Stored data entries
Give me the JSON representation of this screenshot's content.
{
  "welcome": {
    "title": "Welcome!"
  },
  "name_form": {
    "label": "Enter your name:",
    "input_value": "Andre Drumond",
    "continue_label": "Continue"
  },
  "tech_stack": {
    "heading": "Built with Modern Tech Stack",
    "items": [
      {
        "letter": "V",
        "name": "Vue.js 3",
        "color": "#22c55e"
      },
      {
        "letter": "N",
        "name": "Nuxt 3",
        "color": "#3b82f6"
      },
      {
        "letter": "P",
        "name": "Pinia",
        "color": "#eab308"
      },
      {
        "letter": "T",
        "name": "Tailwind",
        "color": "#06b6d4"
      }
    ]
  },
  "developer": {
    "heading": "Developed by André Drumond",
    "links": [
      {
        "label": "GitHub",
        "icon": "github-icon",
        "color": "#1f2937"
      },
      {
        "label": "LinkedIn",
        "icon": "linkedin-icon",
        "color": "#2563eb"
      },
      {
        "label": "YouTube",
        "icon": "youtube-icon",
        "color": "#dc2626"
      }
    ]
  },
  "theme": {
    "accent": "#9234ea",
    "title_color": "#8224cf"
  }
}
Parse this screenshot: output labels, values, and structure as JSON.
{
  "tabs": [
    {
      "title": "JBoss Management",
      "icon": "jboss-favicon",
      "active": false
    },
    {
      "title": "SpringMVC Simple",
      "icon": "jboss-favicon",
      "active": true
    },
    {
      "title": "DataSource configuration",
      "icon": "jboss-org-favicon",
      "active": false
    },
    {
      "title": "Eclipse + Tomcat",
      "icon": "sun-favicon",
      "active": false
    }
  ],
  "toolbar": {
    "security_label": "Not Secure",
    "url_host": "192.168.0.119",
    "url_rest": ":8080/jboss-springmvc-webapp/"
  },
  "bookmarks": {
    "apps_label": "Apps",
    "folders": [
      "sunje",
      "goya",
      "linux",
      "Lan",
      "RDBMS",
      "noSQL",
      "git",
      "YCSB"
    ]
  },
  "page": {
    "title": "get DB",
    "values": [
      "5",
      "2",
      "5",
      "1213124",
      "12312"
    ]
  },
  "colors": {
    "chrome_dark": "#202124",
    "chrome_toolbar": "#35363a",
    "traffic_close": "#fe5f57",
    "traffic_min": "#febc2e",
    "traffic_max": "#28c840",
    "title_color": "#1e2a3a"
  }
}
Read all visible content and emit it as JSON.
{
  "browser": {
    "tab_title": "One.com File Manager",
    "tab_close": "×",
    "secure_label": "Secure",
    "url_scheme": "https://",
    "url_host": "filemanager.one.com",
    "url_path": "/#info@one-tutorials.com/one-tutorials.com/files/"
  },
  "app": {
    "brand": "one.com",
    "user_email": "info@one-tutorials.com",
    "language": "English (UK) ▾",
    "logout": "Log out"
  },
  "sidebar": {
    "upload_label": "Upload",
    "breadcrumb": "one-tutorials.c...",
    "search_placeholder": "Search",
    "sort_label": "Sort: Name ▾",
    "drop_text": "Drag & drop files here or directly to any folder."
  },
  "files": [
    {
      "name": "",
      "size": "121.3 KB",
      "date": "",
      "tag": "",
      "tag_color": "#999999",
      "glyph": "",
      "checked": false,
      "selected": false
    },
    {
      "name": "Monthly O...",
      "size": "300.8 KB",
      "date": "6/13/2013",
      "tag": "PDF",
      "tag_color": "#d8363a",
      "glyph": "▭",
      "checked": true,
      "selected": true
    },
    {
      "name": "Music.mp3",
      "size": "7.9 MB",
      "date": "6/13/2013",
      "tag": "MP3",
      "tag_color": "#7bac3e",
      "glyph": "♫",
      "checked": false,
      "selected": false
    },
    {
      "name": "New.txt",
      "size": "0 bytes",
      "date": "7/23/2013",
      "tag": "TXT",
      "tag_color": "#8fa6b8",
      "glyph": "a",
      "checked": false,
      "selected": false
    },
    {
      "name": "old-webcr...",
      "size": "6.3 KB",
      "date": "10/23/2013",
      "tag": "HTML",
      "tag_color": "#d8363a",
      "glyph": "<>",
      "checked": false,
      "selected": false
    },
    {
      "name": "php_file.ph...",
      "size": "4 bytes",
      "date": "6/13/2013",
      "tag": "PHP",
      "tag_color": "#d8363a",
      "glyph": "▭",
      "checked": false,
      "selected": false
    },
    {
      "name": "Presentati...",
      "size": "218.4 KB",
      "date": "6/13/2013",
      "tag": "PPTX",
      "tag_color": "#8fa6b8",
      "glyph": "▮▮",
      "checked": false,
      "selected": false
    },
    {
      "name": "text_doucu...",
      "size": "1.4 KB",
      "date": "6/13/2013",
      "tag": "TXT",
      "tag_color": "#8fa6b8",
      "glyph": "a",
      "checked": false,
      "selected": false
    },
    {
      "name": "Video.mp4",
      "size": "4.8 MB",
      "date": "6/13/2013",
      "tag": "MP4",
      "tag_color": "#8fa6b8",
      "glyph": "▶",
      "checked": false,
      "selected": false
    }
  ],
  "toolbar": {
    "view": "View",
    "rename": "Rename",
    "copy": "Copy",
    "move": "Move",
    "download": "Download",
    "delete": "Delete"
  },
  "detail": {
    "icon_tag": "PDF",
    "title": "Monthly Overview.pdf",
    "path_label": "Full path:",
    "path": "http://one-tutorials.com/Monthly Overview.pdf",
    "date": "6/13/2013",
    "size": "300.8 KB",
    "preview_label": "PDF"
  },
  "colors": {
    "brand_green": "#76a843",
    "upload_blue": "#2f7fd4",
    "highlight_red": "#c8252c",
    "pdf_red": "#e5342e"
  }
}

→ **Work instructions**:
Copy out every line with the word "tutorials".

→ **The completed task**:
    "url_path": "/#info@one-tutorials.com/one-tutorials.com/files/"
    "user_email": "info@one-tutorials.com",
    "breadcrumb": "one-tutorials.c...",
    "path": "http://one-tutorials.com/Monthly Overview.pdf",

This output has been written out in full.